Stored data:

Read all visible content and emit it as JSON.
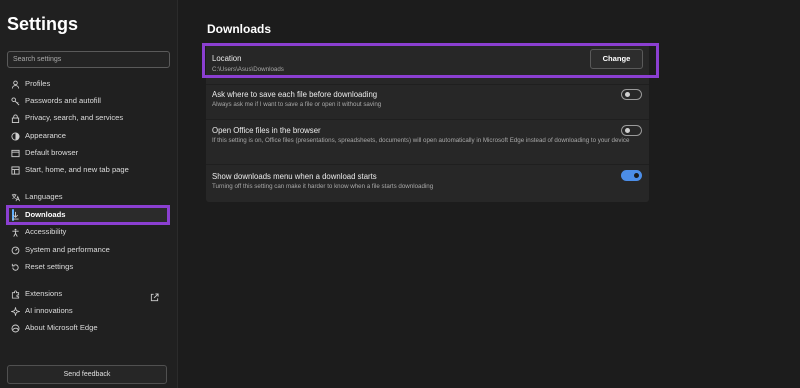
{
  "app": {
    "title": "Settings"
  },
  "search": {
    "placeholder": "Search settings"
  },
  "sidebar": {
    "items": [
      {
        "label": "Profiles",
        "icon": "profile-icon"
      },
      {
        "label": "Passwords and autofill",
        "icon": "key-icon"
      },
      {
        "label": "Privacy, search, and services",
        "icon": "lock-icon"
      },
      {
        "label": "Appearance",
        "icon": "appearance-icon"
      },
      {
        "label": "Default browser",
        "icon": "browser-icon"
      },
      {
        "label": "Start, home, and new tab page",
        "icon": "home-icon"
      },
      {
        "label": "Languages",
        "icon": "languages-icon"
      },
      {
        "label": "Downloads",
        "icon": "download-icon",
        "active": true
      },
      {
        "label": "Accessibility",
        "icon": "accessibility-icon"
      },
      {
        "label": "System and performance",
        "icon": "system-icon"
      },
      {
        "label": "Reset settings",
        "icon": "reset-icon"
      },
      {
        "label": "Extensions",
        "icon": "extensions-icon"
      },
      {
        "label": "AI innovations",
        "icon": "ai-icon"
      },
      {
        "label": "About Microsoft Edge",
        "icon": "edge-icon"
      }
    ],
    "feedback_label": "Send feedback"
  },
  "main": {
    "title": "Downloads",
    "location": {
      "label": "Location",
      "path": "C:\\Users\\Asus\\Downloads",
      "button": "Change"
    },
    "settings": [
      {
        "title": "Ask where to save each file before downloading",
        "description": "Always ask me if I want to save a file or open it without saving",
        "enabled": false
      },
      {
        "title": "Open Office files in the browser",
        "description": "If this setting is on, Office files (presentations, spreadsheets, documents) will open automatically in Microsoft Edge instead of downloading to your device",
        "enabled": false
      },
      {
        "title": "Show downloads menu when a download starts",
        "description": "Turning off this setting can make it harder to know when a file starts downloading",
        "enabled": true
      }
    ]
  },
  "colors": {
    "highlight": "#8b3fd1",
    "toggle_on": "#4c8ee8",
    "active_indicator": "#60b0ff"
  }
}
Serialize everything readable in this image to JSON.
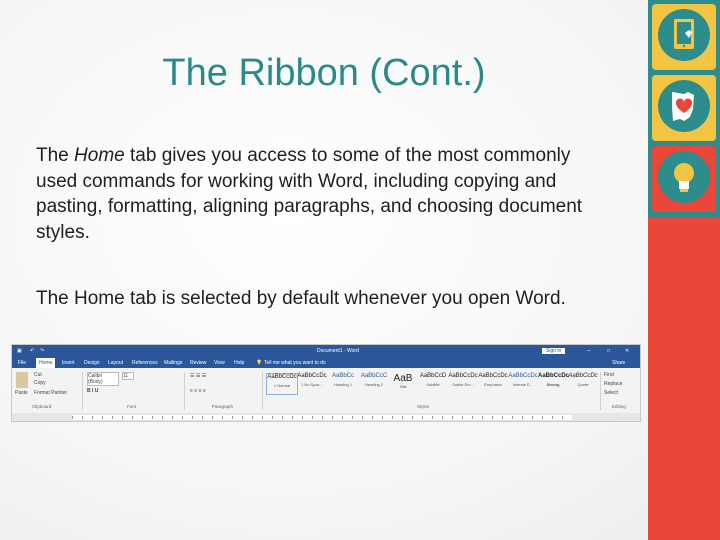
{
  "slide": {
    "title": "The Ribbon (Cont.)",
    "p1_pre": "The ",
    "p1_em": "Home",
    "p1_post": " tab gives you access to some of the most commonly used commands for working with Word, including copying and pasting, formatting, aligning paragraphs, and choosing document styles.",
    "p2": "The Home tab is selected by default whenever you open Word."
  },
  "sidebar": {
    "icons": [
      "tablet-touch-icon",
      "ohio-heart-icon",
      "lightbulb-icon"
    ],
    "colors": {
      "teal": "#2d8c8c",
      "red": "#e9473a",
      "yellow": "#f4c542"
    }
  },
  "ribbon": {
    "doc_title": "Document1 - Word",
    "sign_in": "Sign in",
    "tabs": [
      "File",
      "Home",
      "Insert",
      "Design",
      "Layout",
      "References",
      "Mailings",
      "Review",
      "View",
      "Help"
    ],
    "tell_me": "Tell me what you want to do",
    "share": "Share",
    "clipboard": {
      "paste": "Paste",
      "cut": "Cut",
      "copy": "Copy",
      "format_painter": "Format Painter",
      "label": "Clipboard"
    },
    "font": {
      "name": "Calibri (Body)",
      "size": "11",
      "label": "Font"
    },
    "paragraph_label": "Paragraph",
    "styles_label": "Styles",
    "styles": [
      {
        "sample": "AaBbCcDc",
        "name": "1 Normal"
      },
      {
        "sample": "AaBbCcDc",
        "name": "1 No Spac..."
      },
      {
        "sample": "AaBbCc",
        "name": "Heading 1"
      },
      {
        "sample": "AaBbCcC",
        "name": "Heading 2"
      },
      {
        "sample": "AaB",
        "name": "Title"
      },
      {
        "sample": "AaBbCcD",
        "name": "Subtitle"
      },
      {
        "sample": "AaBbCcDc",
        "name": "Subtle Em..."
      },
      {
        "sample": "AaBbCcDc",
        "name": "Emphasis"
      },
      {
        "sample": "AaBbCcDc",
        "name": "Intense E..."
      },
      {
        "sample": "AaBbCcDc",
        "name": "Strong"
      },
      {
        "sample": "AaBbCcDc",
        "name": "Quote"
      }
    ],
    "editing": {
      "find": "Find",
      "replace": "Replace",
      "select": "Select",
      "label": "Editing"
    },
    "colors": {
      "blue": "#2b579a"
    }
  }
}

**Stated task:**
Search the listing for the string "name". Copy each line where it turns up.

**Task solution:**
      "name": "Calibri (Body)",
        "name": "1 Normal"
        "name": "1 No Spac..."
        "name": "Heading 1"
        "name": "Heading 2"
        "name": "Title"
        "name": "Subtitle"
        "name": "Subtle Em..."
        "name": "Emphasis"
        "name": "Intense E..."
        "name": "Strong"
        "name": "Quote"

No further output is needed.